Pull every "Charisma" line out of the data below.
▼
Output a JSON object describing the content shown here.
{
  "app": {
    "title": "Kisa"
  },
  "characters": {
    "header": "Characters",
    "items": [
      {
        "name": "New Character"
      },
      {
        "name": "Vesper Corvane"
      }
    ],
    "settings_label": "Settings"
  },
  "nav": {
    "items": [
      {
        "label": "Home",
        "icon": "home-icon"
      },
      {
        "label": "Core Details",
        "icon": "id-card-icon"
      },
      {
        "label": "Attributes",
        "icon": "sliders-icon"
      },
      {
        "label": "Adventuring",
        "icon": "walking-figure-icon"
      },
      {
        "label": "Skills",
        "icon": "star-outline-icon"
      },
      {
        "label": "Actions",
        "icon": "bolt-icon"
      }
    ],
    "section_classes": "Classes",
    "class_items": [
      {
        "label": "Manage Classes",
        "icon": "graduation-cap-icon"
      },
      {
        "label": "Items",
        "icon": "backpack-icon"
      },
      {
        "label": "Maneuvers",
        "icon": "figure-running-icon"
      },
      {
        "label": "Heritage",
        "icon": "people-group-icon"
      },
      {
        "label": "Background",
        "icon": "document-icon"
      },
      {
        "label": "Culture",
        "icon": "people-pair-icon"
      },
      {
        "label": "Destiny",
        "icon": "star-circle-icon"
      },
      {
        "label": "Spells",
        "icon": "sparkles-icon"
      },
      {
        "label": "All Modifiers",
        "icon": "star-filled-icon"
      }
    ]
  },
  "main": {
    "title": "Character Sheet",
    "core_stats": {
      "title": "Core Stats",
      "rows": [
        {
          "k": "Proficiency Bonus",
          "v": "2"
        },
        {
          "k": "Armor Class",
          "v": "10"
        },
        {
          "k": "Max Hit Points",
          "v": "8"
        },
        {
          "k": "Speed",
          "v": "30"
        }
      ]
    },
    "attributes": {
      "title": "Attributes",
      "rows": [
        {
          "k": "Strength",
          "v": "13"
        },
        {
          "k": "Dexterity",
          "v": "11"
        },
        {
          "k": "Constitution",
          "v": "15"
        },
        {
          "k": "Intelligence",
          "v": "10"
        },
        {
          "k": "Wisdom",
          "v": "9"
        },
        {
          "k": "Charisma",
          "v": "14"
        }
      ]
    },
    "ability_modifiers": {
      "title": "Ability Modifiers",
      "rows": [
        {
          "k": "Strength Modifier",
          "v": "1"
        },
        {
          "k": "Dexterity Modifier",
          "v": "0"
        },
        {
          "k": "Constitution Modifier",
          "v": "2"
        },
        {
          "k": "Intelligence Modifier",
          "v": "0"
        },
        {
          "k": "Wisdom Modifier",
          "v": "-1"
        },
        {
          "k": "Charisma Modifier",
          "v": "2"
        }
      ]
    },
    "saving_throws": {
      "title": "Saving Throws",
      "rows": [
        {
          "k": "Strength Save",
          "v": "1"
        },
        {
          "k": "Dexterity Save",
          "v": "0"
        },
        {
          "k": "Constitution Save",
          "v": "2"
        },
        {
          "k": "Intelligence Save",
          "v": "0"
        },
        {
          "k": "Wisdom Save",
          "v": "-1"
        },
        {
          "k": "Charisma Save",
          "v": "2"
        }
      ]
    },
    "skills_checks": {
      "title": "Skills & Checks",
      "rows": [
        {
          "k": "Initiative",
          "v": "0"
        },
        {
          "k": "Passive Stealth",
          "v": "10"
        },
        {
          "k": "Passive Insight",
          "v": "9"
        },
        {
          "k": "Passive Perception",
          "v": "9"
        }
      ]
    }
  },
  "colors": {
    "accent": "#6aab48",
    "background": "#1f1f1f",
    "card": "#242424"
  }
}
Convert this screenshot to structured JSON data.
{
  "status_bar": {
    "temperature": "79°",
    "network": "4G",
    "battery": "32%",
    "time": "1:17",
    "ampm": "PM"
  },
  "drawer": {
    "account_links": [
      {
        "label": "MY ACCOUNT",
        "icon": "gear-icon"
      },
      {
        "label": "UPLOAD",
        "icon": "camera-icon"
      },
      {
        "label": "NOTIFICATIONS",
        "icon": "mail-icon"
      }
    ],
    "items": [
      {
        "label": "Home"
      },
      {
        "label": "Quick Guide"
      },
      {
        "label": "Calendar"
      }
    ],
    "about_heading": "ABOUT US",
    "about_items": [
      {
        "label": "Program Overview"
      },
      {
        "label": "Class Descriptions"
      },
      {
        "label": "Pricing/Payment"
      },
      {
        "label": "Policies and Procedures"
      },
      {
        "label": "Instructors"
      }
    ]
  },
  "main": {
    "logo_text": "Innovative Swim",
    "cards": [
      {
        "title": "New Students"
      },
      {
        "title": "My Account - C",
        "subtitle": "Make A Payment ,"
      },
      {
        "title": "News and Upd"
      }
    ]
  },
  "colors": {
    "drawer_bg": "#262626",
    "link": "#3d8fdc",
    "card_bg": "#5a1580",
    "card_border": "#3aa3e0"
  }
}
▲
Response below:
          "k": "Charisma",
          "k": "Charisma Modifier",
          "k": "Charisma Save",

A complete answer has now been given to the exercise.